◆ **Directions**
Copy out every record precisely.

------------------------------------------------

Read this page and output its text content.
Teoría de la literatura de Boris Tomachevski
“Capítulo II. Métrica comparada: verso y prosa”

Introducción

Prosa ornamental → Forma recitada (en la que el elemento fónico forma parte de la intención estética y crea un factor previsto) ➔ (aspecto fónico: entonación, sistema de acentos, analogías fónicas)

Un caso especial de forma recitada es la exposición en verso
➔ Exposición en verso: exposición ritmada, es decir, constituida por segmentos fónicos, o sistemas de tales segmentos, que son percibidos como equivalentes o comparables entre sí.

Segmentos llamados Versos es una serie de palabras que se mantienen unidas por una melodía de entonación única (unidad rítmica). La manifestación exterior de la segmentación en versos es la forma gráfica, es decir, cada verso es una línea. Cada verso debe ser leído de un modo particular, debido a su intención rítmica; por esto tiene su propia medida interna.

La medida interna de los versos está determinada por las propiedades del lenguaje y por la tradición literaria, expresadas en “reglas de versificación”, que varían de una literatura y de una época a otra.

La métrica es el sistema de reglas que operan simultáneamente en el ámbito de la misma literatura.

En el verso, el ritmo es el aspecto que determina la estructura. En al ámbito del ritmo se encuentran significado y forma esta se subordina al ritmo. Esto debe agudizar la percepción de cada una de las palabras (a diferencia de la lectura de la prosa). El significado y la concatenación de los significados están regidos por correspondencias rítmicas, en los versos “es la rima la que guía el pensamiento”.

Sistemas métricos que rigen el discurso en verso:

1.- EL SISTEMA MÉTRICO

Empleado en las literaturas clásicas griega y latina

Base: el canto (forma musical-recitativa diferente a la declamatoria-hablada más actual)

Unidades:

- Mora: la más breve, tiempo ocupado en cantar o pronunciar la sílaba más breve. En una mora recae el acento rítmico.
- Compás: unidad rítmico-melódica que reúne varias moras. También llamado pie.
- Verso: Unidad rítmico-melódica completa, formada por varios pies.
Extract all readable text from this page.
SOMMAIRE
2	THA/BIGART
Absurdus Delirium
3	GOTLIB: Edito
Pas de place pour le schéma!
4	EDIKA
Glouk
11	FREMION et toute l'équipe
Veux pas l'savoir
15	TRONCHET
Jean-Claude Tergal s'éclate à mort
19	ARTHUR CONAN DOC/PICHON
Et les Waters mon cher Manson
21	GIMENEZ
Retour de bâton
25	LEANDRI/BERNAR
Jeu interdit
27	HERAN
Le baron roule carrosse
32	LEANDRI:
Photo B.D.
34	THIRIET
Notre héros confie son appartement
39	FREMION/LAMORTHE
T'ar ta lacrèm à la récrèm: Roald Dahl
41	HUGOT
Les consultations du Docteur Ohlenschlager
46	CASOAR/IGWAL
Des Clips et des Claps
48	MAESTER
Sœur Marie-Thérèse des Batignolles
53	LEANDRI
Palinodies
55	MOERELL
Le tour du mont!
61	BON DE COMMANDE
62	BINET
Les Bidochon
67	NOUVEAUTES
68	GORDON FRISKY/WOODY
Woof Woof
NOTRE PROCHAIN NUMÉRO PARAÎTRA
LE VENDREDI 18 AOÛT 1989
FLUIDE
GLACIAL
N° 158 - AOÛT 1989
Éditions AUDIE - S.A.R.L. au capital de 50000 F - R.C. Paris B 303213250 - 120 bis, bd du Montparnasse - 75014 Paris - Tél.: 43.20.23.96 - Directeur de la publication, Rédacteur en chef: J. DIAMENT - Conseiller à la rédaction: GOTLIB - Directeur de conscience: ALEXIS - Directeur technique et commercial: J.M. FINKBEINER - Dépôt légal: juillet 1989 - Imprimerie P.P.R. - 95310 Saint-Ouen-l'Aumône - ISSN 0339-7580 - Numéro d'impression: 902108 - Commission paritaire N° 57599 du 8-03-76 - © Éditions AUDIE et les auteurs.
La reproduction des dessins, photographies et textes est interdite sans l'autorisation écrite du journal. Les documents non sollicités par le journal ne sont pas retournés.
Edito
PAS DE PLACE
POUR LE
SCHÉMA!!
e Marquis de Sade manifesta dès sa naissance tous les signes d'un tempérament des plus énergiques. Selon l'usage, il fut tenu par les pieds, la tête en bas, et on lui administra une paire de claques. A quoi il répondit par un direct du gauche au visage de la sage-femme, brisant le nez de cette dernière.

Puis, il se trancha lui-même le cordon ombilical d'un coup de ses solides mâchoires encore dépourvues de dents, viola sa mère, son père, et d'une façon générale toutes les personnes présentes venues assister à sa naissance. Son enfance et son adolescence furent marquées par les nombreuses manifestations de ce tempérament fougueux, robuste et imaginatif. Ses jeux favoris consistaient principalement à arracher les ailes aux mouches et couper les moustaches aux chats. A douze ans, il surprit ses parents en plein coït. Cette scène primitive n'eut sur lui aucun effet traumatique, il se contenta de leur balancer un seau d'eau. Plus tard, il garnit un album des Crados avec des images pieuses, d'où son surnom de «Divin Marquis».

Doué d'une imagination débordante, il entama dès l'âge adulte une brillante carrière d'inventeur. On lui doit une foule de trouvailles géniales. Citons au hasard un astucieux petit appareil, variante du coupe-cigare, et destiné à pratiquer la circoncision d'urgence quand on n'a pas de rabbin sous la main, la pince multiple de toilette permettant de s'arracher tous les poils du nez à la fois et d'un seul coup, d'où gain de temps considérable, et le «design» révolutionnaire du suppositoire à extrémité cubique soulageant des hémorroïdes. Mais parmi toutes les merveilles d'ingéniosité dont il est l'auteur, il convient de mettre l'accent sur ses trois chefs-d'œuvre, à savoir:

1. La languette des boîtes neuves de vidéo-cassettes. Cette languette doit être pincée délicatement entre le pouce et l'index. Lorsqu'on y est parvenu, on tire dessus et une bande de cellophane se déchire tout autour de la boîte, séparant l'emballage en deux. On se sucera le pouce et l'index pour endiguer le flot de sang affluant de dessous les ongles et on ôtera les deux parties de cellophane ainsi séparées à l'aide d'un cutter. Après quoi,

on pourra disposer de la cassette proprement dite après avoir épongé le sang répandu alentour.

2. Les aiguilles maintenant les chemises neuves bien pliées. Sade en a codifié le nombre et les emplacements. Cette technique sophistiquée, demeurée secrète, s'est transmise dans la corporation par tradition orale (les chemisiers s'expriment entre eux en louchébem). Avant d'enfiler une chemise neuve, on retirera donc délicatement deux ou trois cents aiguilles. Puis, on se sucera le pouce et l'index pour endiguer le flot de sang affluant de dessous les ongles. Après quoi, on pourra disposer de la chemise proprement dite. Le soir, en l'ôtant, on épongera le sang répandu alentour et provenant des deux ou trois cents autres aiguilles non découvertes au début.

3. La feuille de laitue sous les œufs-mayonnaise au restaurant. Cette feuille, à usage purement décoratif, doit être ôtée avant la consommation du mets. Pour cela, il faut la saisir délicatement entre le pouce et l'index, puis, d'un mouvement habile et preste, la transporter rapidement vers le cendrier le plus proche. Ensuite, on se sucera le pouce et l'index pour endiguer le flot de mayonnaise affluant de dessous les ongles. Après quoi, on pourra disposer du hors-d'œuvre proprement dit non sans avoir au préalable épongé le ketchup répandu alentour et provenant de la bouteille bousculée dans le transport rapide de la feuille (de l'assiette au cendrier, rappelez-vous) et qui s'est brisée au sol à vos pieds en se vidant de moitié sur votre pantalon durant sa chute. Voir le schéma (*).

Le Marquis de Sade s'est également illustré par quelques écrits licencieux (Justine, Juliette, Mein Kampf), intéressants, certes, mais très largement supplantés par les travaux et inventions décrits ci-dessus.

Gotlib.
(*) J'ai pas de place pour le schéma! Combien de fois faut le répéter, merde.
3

------------------------------------------------

◆ **Answer to this task**
Read this page and output its text content.
Teoría de la literatura de Boris Tomachevski
“Capítulo II. Métrica comparada: verso y prosa”

Introducción

Prosa ornamental → Forma recitada (en la que el elemento fónico forma parte de la intención estética y crea un factor previsto) ➔ (aspecto fónico: entonación, sistema de acentos, analogías fónicas)

Un caso especial de forma recitada es la exposición en verso
➔ Exposición en verso: exposición ritmada, es decir, constituida por segmentos fónicos, o sistemas de tales segmentos, que son percibidos como equivalentes o comparables entre sí.

Segmentos llamados Versos es una serie de palabras que se mantienen unidas por una melodía de entonación única (unidad rítmica). La manifestación exterior de la segmentación en versos es la forma gráfica, es decir, cada verso es una línea. Cada verso debe ser leído de un modo particular, debido a su intención rítmica; por esto tiene su propia medida interna.

La medida interna de los versos está determinada por las propiedades del lenguaje y por la tradición literaria, expresadas en “reglas de versificación”, que varían de una literatura y de una época a otra.

La métrica es el sistema de reglas que operan simultáneamente en el ámbito de la misma literatura.

En el verso, el ritmo es el aspecto que determina la estructura. En al ámbito del ritmo se encuentran significado y forma esta se subordina al ritmo. Esto debe agudizar la percepción de cada una de las palabras (a diferencia de la lectura de la prosa). El significado y la concatenación de los significados están regidos por correspondencias rítmicas, en los versos “es la rima la que guía el pensamiento”.

Sistemas métricos que rigen el discurso en verso:

1.- EL SISTEMA MÉTRICO

Empleado en las literaturas clásicas griega y latina

Base: el canto (forma musical-recitativa diferente a la declamatoria-hablada más actual)

Unidades:

- Mora: la más breve, tiempo ocupado en cantar o pronunciar la sílaba más breve. En una mora recae el acento rítmico.
- Compás: unidad rítmico-melódica que reúne varias moras. También llamado pie.
- Verso: Unidad rítmico-melódica completa, formada por varios pies.
Extract all readable text from this page.
SOMMAIRE
2	THA/BIGART
Absurdus Delirium
3	GOTLIB: Edito
Pas de place pour le schéma!
4	EDIKA
Glouk
11	FREMION et toute l'équipe
Veux pas l'savoir
15	TRONCHET
Jean-Claude Tergal s'éclate à mort
19	ARTHUR CONAN DOC/PICHON
Et les Waters mon cher Manson
21	GIMENEZ
Retour de bâton
25	LEANDRI/BERNAR
Jeu interdit
27	HERAN
Le baron roule carrosse
32	LEANDRI:
Photo B.D.
34	THIRIET
Notre héros confie son appartement
39	FREMION/LAMORTHE
T'ar ta lacrèm à la récrèm: Roald Dahl
41	HUGOT
Les consultations du Docteur Ohlenschlager
46	CASOAR/IGWAL
Des Clips et des Claps
48	MAESTER
Sœur Marie-Thérèse des Batignolles
53	LEANDRI
Palinodies
55	MOERELL
Le tour du mont!
61	BON DE COMMANDE
62	BINET
Les Bidochon
67	NOUVEAUTES
68	GORDON FRISKY/WOODY
Woof Woof
NOTRE PROCHAIN NUMÉRO PARAÎTRA
LE VENDREDI 18 AOÛT 1989
FLUIDE
GLACIAL
N° 158 - AOÛT 1989
Éditions AUDIE - S.A.R.L. au capital de 50000 F - R.C. Paris B 303213250 - 120 bis, bd du Montparnasse - 75014 Paris - Tél.: 43.20.23.96 - Directeur de la publication, Rédacteur en chef: J. DIAMENT - Conseiller à la rédaction: GOTLIB - Directeur de conscience: ALEXIS - Directeur technique et commercial: J.M. FINKBEINER - Dépôt légal: juillet 1989 - Imprimerie P.P.R. - 95310 Saint-Ouen-l'Aumône - ISSN 0339-7580 - Numéro d'impression: 902108 - Commission paritaire N° 57599 du 8-03-76 - © Éditions AUDIE et les auteurs.
La reproduction des dessins, photographies et textes est interdite sans l'autorisation écrite du journal. Les documents non sollicités par le journal ne sont pas retournés.
Edito
PAS DE PLACE
POUR LE
SCHÉMA!!
e Marquis de Sade manifesta dès sa naissance tous les signes d'un tempérament des plus énergiques. Selon l'usage, il fut tenu par les pieds, la tête en bas, et on lui administra une paire de claques. A quoi il répondit par un direct du gauche au visage de la sage-femme, brisant le nez de cette dernière.

Puis, il se trancha lui-même le cordon ombilical d'un coup de ses solides mâchoires encore dépourvues de dents, viola sa mère, son père, et d'une façon générale toutes les personnes présentes venues assister à sa naissance. Son enfance et son adolescence furent marquées par les nombreuses manifestations de ce tempérament fougueux, robuste et imaginatif. Ses jeux favoris consistaient principalement à arracher les ailes aux mouches et couper les moustaches aux chats. A douze ans, il surprit ses parents en plein coït. Cette scène primitive n'eut sur lui aucun effet traumatique, il se contenta de leur balancer un seau d'eau. Plus tard, il garnit un album des Crados avec des images pieuses, d'où son surnom de «Divin Marquis».

Doué d'une imagination débordante, il entama dès l'âge adulte une brillante carrière d'inventeur. On lui doit une foule de trouvailles géniales. Citons au hasard un astucieux petit appareil, variante du coupe-cigare, et destiné à pratiquer la circoncision d'urgence quand on n'a pas de rabbin sous la main, la pince multiple de toilette permettant de s'arracher tous les poils du nez à la fois et d'un seul coup, d'où gain de temps considérable, et le «design» révolutionnaire du suppositoire à extrémité cubique soulageant des hémorroïdes. Mais parmi toutes les merveilles d'ingéniosité dont il est l'auteur, il convient de mettre l'accent sur ses trois chefs-d'œuvre, à savoir:

1. La languette des boîtes neuves de vidéo-cassettes. Cette languette doit être pincée délicatement entre le pouce et l'index. Lorsqu'on y est parvenu, on tire dessus et une bande de cellophane se déchire tout autour de la boîte, séparant l'emballage en deux. On se sucera le pouce et l'index pour endiguer le flot de sang affluant de dessous les ongles et on ôtera les deux parties de cellophane ainsi séparées à l'aide d'un cutter. Après quoi,

on pourra disposer de la cassette proprement dite après avoir épongé le sang répandu alentour.

2. Les aiguilles maintenant les chemises neuves bien pliées. Sade en a codifié le nombre et les emplacements. Cette technique sophistiquée, demeurée secrète, s'est transmise dans la corporation par tradition orale (les chemisiers s'expriment entre eux en louchébem). Avant d'enfiler une chemise neuve, on retirera donc délicatement deux ou trois cents aiguilles. Puis, on se sucera le pouce et l'index pour endiguer le flot de sang affluant de dessous les ongles. Après quoi, on pourra disposer de la chemise proprement dite. Le soir, en l'ôtant, on épongera le sang répandu alentour et provenant des deux ou trois cents autres aiguilles non découvertes au début.

3. La feuille de laitue sous les œufs-mayonnaise au restaurant. Cette feuille, à usage purement décoratif, doit être ôtée avant la consommation du mets. Pour cela, il faut la saisir délicatement entre le pouce et l'index, puis, d'un mouvement habile et preste, la transporter rapidement vers le cendrier le plus proche. Ensuite, on se sucera le pouce et l'index pour endiguer le flot de mayonnaise affluant de dessous les ongles. Après quoi, on pourra disposer du hors-d'œuvre proprement dit non sans avoir au préalable épongé le ketchup répandu alentour et provenant de la bouteille bousculée dans le transport rapide de la feuille (de l'assiette au cendrier, rappelez-vous) et qui s'est brisée au sol à vos pieds en se vidant de moitié sur votre pantalon durant sa chute. Voir le schéma (*).

Le Marquis de Sade s'est également illustré par quelques écrits licencieux (Justine, Juliette, Mein Kampf), intéressants, certes, mais très largement supplantés par les travaux et inventions décrits ci-dessus.

Gotlib.
(*) J'ai pas de place pour le schéma! Combien de fois faut le répéter, merde.
3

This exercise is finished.